◆ **MATERIAL PROVIDED**:
_ _ _ _ _ _ _
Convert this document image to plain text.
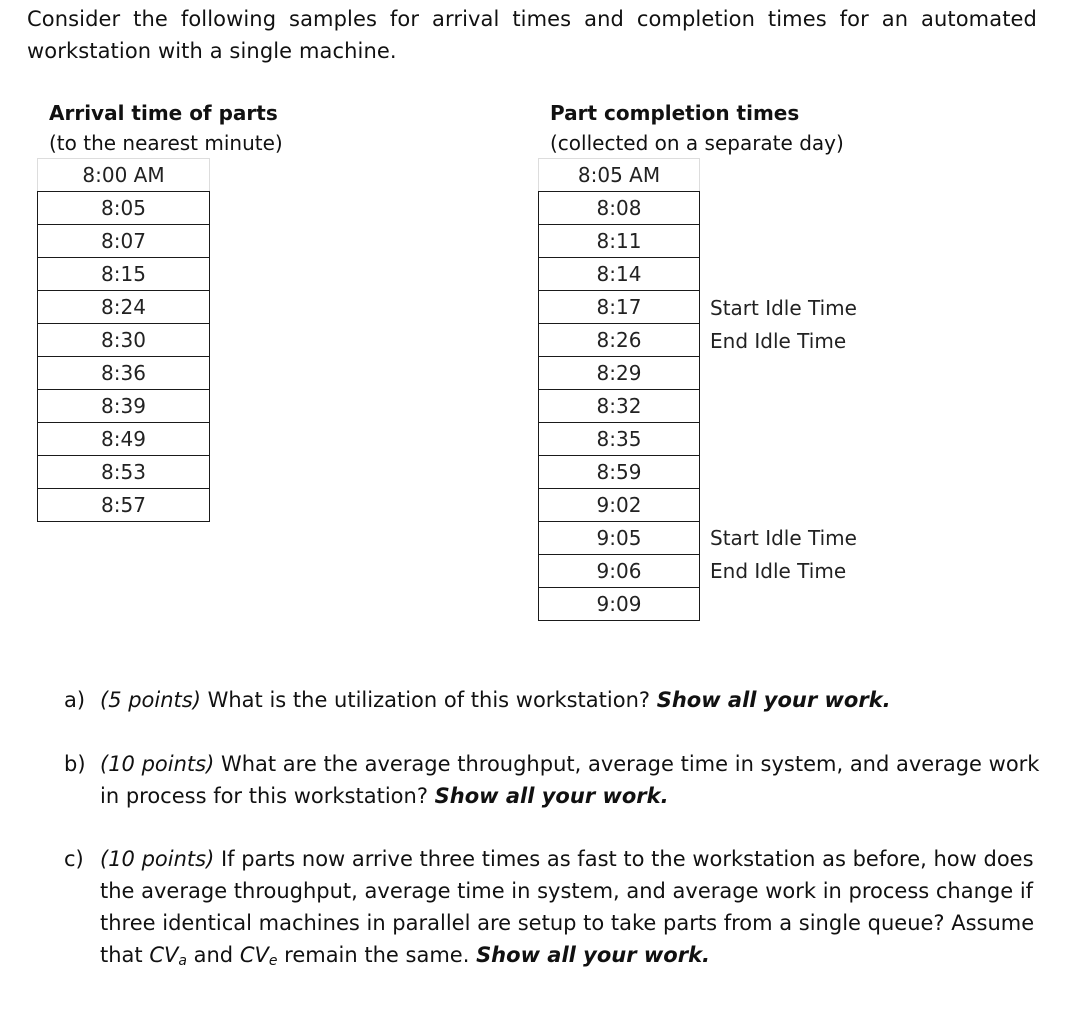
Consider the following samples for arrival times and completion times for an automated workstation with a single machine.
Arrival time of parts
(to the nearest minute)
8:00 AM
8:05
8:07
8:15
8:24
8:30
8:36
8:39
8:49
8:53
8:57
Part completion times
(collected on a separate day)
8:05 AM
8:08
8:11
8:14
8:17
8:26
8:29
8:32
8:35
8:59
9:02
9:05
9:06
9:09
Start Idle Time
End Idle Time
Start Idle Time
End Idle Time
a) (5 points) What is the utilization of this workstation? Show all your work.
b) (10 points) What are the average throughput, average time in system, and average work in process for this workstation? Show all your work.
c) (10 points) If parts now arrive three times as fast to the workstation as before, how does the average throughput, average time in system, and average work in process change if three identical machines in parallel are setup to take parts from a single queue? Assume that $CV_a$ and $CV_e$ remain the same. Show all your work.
_ _ _ _ _ _ _
◆ **REQUIRED TASK**:
Omit every image. Quote each record exactly.

◆ **THE OUTPUT**:
Convert this document image to plain text.
Consider the following samples for arrival times and completion times for an automated workstation with a single machine.
Arrival time of parts
(to the nearest minute)
8:00 AM
8:05
8:07
8:15
8:24
8:30
8:36
8:39
8:49
8:53
8:57
Part completion times
(collected on a separate day)
8:05 AM
8:08
8:11
8:14
8:17
8:26
8:29
8:32
8:35
8:59
9:02
9:05
9:06
9:09
Start Idle Time
End Idle Time
Start Idle Time
End Idle Time
a) (5 points) What is the utilization of this workstation? Show all your work.
b) (10 points) What are the average throughput, average time in system, and average work in process for this workstation? Show all your work.
c) (10 points) If parts now arrive three times as fast to the workstation as before, how does the average throughput, average time in system, and average work in process change if three identical machines in parallel are setup to take parts from a single queue? Assume that $CV_a$ and $CV_e$ remain the same. Show all your work.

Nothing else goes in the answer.